== Text passage
The US Open is now golf's third major championship of the season and this year the tournament returns to Torrey Pines on the California coast.
The San Diego course was the scene of Tiger Woods' famous 2008 triumph, when he holed a birdie putt on the 72nd hole to earn a play-off against Rocco Mediate who he finally vanquished on the Monday. All this, while suffering from a torn anterior cruciate ligament in his knee and a fractured tibia.
The USGA like to set up the tournament as the most difficult test in golf, with baked greens and heavy rough sometimes leading to an over-par winning score. Woods and Mediate were the only players under par in 2008.
When is it?
The first round of the US Open is on Thursday 17 June. The final round will be on Sunday 20 June.
What time will it start?
Local time in the US is Pacific Time, which is eight hours behind British Summer Time. That means the early starters will begin their first rounds somewhere between 3pm and 4pm in the afternoon UK time. The full field may not complete their rounds until the early hours, possibly around 2am.
What TV channel is it on?
Sky Sports' exclusive live coverage will begin at 3pm on Thursday on Sky Sports Golf. It will then be available on Sky Sports Main Event from 6.45pm, with coverage scheduled to last until 3am on Friday morning. With the field reduced after the 36-hole cut, the finishing time for the final two rounds should be a bit earlier.
What do we know about Torrey Pines?
The course hosts the Farmers Insurance Open, formerly known as the Buick Invitational, on the PGA Tour every January so there is plenty of course form to consider.
====
• [Task list]
[1] Rewrite the stretch of the US Open article from "What TV channel" through "a bit earlier.", replacing "Sky Sports Golf" with "Sky Sports Arena".
[2] Answer these questions from the US Open article:
(a) Whom did Tiger Woods defeat in the 2008 play-off at Torrey Pines?
(b) On what date will the final round of the US Open be played?
(c) By how many hours is Pacific Time behind British Summer Time?
[3] Summarize the US Open article in two sentences.
The rows that follow come from a different source than the US Open article.
== Record set
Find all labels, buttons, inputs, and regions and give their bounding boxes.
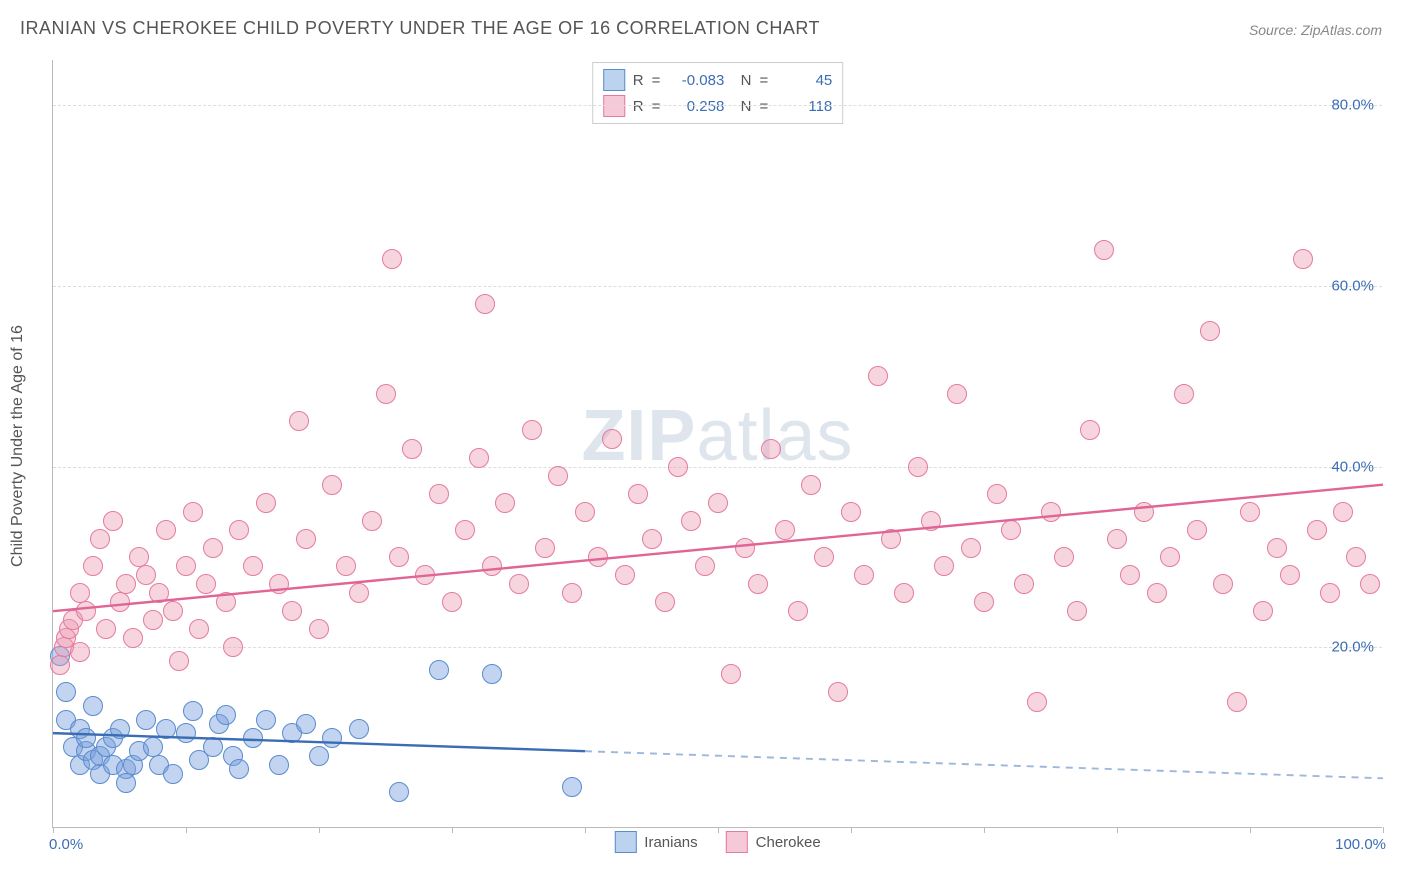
====
== Record set
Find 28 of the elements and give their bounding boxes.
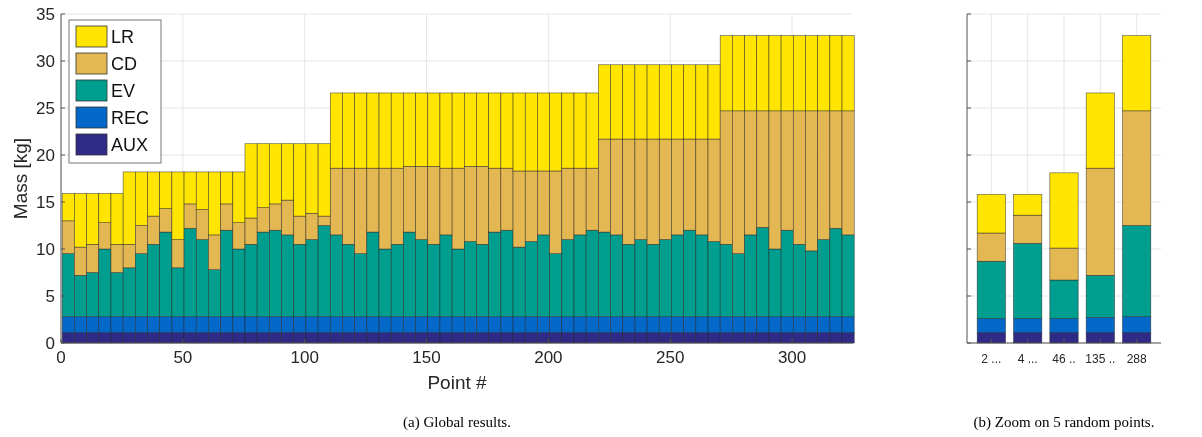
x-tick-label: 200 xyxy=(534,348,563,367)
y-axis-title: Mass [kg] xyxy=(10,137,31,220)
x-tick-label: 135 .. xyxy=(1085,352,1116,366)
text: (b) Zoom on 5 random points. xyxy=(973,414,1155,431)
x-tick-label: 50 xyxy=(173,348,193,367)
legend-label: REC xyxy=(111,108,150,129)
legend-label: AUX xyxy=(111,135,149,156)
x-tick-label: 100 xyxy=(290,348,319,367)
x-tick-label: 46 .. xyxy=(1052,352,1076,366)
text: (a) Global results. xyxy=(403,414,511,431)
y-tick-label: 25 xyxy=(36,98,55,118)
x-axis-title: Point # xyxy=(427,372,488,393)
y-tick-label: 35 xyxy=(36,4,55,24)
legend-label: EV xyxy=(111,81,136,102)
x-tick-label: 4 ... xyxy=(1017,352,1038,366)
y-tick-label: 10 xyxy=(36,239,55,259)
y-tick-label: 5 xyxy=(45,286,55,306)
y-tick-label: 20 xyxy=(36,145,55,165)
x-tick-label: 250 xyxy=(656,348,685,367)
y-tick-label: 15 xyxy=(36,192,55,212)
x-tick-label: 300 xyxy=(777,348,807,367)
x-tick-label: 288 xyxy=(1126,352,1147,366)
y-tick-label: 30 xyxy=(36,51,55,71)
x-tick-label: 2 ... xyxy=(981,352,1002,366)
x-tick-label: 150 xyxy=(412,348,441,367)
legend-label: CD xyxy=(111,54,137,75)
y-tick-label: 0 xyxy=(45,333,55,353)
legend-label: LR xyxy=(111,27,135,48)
====
== Record set
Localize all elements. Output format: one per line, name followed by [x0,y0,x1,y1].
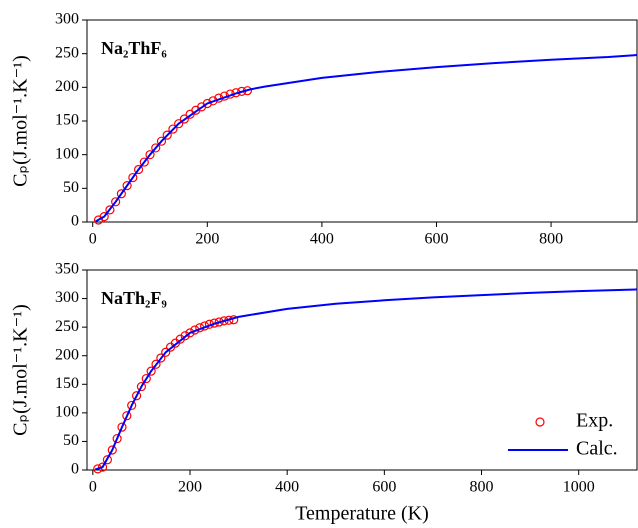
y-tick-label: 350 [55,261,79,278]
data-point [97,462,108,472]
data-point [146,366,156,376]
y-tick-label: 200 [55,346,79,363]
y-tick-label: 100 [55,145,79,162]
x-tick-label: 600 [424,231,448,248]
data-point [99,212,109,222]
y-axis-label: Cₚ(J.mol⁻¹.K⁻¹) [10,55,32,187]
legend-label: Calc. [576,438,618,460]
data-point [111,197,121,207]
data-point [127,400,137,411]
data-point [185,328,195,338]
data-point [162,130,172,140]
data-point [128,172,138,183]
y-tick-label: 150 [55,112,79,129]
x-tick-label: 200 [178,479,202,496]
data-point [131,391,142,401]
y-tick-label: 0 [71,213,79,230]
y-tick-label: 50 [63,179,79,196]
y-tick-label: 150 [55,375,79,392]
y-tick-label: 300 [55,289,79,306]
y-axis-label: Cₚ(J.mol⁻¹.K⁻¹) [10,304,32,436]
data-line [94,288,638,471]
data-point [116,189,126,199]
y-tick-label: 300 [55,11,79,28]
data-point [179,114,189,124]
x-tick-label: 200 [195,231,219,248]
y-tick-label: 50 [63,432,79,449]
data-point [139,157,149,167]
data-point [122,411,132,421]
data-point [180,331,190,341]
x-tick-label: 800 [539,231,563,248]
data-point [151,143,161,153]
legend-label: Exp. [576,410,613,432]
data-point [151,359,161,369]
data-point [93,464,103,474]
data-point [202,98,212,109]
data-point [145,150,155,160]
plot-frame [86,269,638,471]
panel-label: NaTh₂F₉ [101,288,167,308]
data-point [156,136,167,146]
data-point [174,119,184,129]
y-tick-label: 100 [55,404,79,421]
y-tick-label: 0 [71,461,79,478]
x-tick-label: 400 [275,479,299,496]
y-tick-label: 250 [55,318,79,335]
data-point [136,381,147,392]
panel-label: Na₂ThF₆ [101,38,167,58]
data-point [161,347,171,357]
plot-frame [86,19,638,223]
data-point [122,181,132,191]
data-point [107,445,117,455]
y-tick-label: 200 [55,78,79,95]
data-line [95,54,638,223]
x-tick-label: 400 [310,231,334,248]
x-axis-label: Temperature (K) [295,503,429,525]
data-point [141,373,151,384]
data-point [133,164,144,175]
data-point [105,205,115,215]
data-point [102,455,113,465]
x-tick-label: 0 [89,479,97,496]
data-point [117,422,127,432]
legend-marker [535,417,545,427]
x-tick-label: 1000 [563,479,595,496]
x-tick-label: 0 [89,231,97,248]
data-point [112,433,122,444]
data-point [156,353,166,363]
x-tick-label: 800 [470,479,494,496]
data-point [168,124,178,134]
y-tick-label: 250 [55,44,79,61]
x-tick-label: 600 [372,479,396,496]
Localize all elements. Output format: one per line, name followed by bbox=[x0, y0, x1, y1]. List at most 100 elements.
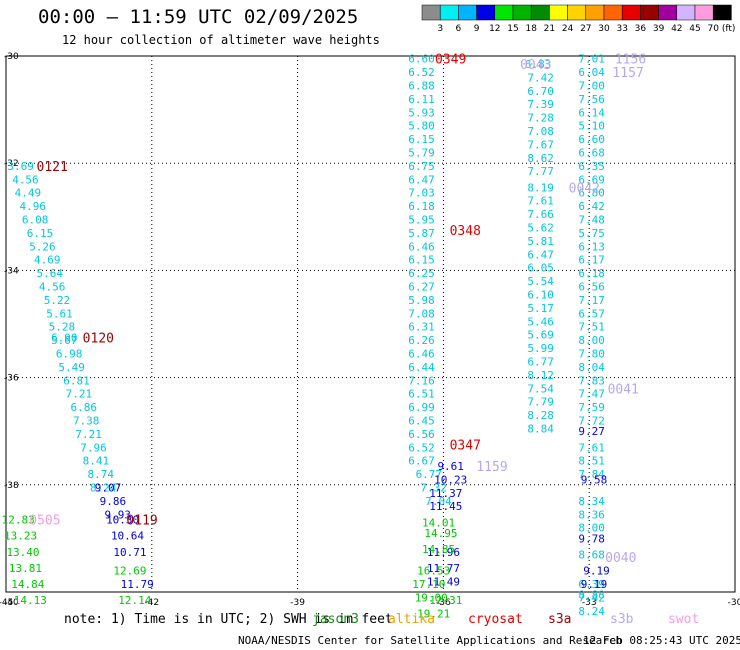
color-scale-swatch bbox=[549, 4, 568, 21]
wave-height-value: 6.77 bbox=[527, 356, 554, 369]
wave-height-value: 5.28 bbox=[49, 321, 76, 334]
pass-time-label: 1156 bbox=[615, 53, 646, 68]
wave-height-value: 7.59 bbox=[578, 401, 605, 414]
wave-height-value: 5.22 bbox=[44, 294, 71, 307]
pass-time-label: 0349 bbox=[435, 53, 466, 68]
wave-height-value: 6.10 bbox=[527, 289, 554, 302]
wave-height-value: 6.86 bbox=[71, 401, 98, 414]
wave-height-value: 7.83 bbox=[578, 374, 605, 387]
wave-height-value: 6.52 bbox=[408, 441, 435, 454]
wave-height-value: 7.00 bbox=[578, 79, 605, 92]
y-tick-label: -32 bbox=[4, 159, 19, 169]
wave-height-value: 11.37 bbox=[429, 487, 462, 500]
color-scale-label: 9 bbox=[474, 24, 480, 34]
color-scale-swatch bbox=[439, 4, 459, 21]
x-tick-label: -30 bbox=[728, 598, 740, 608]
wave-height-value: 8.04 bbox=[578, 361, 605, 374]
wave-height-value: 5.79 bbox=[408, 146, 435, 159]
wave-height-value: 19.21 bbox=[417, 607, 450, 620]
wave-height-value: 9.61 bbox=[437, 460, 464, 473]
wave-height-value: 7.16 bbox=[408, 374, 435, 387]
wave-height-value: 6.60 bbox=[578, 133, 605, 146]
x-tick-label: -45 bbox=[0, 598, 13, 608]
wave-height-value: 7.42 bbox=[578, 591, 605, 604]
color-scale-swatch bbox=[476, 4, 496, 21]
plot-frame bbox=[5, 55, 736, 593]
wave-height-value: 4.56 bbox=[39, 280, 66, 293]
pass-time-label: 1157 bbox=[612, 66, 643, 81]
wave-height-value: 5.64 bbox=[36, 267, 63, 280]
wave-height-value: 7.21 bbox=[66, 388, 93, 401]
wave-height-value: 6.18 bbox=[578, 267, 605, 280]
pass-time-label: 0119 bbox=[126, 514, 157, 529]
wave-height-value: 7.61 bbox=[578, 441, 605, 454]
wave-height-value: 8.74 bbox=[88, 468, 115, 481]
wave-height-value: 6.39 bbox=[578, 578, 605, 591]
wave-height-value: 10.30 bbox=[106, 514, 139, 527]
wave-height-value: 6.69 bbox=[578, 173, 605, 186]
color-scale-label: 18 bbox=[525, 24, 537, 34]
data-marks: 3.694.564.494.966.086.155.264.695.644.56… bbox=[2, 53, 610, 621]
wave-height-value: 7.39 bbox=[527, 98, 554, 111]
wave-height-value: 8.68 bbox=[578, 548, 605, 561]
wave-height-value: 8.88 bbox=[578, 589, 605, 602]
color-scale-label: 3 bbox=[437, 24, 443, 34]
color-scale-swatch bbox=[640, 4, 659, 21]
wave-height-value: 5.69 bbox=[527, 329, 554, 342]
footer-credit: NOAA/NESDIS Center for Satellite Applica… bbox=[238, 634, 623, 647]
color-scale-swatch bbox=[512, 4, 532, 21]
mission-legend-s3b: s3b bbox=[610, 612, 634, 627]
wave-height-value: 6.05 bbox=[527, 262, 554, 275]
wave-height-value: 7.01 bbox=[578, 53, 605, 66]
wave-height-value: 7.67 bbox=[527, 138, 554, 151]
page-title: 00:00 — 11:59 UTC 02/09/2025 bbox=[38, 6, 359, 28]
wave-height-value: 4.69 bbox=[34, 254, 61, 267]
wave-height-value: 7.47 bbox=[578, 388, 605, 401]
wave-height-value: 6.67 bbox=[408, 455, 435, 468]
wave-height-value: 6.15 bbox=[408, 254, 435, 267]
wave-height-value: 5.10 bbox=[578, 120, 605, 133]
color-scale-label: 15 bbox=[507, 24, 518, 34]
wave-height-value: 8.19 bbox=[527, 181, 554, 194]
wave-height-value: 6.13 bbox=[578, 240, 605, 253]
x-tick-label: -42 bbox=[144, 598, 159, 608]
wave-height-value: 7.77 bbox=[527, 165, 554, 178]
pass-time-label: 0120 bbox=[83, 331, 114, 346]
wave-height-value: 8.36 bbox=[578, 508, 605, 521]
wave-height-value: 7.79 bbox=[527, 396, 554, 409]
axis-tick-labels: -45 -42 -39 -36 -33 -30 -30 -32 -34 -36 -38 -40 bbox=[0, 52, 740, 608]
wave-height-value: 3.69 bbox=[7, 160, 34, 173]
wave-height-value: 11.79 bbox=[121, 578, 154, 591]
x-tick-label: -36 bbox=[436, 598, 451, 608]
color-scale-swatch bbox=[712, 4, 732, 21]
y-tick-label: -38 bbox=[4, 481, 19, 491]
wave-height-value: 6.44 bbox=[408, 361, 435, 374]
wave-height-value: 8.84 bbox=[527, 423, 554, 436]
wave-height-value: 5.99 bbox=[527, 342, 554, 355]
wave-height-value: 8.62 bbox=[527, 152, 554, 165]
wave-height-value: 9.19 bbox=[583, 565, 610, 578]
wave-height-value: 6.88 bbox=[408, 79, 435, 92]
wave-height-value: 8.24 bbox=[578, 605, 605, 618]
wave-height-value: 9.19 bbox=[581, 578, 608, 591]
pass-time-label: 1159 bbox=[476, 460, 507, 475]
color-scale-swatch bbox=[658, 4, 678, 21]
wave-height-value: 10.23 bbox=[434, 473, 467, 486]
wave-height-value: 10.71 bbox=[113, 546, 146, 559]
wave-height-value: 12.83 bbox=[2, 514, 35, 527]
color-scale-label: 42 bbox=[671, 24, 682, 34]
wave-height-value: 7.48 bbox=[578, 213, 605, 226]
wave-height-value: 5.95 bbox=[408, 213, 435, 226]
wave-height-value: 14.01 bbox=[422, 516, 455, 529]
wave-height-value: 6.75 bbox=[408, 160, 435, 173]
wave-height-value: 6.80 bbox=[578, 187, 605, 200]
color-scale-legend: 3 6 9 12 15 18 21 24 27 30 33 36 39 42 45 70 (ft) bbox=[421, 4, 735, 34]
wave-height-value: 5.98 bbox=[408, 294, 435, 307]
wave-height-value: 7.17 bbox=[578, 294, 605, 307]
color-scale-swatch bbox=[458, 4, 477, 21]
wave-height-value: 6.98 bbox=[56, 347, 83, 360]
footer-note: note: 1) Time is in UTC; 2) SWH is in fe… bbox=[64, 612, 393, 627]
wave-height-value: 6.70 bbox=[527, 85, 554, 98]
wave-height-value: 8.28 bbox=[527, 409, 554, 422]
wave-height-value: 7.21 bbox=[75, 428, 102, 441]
====
• [Answers to the exercises]
[1]
What TV channel is it on?
Sky Sports' exclusive live coverage will begin at 3pm on Thursday on Sky Sports Arena. It will then be available on Sky Sports Main Event from 6.45pm, with coverage scheduled to last until 3am on Friday morning. With the field reduced after the 36-hole cut, the finishing time for the final two rounds should be a bit earlier.

[2]
(a) Rocco Mediate
(b) Sunday 20 June
(c) Eight hours

[3] The US Open, golf's third major of the season, returns to Torrey Pines in San Diego, where Tiger Woods won a play-off against Rocco Mediate in 2008 while suffering from knee injuries. The tournament runs from Thursday 17 June to Sunday 20 June, with exclusive live coverage on Sky Sports starting at 3pm UK time on Thursday.